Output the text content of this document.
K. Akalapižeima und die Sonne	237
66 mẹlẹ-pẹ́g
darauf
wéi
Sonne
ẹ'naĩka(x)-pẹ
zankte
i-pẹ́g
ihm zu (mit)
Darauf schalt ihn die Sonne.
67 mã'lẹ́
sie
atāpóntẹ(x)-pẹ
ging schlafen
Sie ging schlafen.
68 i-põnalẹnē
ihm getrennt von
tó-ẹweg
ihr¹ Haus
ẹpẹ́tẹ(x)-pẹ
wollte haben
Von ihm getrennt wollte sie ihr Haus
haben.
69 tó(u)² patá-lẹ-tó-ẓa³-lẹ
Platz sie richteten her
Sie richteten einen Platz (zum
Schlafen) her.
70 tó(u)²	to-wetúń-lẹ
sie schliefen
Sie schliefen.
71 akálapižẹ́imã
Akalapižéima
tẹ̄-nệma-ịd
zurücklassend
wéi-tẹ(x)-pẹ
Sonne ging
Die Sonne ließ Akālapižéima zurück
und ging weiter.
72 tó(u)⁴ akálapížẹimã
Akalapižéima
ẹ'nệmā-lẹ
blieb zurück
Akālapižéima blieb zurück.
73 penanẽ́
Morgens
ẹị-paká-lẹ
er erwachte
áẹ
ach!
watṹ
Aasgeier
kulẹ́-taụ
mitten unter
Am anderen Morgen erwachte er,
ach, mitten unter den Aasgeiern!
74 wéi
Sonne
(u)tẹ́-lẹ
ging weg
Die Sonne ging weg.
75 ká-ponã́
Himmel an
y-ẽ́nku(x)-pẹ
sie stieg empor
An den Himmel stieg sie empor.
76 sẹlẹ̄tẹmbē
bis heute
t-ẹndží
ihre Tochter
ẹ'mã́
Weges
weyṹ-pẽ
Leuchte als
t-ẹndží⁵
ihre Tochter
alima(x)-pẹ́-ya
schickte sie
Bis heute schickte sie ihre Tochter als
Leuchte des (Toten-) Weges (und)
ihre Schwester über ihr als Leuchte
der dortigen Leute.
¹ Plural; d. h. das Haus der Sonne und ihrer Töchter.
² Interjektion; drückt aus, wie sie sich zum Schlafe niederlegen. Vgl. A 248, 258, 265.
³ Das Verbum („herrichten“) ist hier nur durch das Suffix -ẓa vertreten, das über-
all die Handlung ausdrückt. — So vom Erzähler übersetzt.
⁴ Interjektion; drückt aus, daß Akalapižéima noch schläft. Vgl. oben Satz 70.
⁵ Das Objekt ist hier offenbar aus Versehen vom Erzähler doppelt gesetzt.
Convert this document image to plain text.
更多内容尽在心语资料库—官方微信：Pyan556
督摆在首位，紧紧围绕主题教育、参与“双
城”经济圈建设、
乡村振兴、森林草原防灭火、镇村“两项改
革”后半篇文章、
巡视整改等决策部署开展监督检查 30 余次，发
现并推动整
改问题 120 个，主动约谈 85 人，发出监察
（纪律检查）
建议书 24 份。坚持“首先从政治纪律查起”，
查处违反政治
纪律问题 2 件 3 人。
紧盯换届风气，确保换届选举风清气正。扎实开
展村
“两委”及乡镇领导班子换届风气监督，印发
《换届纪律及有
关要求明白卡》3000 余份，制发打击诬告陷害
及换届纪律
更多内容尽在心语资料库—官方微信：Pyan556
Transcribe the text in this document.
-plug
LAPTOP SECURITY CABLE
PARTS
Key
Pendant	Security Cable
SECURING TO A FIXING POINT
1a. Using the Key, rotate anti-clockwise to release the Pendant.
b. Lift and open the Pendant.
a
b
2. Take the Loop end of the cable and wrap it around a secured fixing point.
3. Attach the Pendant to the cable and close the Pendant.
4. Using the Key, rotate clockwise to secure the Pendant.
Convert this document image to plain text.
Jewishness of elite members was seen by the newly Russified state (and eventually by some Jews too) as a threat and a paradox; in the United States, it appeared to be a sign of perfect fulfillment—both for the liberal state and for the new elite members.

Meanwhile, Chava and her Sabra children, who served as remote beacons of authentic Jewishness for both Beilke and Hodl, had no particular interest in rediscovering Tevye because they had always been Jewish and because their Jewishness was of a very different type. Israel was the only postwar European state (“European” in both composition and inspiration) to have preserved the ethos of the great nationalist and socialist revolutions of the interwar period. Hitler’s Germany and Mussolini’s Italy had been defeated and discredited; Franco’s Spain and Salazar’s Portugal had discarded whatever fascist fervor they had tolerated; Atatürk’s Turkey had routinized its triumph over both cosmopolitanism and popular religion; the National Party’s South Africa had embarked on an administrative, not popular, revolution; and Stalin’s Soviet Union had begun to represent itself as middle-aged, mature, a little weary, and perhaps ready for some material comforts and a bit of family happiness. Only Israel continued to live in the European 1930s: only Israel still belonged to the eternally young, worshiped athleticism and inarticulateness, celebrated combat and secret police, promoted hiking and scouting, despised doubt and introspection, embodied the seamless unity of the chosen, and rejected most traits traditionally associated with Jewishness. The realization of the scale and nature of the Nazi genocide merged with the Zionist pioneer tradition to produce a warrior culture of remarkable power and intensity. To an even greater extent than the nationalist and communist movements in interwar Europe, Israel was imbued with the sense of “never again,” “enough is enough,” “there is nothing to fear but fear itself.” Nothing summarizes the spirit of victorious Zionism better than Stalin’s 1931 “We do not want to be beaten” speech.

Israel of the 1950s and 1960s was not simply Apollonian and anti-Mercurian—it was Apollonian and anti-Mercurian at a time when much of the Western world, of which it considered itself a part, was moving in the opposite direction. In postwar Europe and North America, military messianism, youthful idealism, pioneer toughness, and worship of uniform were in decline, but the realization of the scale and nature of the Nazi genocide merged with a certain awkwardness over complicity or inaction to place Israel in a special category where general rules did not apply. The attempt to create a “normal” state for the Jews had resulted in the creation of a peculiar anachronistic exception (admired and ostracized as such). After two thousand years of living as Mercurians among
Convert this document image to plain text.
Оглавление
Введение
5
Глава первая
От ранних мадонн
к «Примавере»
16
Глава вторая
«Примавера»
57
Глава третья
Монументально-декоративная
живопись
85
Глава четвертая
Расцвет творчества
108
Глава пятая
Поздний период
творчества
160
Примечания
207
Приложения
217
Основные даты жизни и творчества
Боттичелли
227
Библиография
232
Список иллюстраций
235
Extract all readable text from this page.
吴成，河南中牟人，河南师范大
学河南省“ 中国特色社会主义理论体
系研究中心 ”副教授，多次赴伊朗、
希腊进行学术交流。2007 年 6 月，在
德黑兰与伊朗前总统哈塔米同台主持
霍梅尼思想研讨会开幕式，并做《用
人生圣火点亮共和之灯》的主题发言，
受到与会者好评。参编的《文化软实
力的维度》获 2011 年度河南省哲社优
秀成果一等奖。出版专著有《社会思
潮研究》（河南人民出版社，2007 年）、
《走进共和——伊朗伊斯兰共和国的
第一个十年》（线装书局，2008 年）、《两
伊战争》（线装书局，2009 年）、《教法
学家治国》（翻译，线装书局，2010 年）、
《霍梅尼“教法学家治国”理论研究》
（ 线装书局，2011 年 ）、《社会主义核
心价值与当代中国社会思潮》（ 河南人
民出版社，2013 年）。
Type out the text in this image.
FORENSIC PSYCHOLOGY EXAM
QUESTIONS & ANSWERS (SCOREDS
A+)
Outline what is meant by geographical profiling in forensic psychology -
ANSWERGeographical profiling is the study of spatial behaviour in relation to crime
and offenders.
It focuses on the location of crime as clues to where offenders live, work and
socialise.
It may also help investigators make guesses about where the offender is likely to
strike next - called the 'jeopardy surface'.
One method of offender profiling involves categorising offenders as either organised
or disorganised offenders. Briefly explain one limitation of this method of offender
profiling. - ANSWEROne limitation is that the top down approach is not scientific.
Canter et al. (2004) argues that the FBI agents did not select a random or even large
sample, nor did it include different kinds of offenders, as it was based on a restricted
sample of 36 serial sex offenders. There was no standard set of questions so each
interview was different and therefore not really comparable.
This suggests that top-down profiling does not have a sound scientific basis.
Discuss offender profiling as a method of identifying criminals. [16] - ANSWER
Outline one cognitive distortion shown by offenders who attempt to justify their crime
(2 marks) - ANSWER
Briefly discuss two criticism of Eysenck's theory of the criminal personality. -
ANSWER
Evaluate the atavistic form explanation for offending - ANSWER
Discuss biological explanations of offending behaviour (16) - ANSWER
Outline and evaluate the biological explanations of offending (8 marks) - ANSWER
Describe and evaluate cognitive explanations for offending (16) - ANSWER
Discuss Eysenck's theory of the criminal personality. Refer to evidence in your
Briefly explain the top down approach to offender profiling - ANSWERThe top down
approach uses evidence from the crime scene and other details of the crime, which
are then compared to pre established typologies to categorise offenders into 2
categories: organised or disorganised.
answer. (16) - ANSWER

· · · ·

> _WHAT THE EXERCISE ASKS_
Locate the word "blieb" in the entries, and copy every line where it is found.

> _RESULT OF THIS EXERCISE_
blieb zurück
Akālapižéima blieb zurück.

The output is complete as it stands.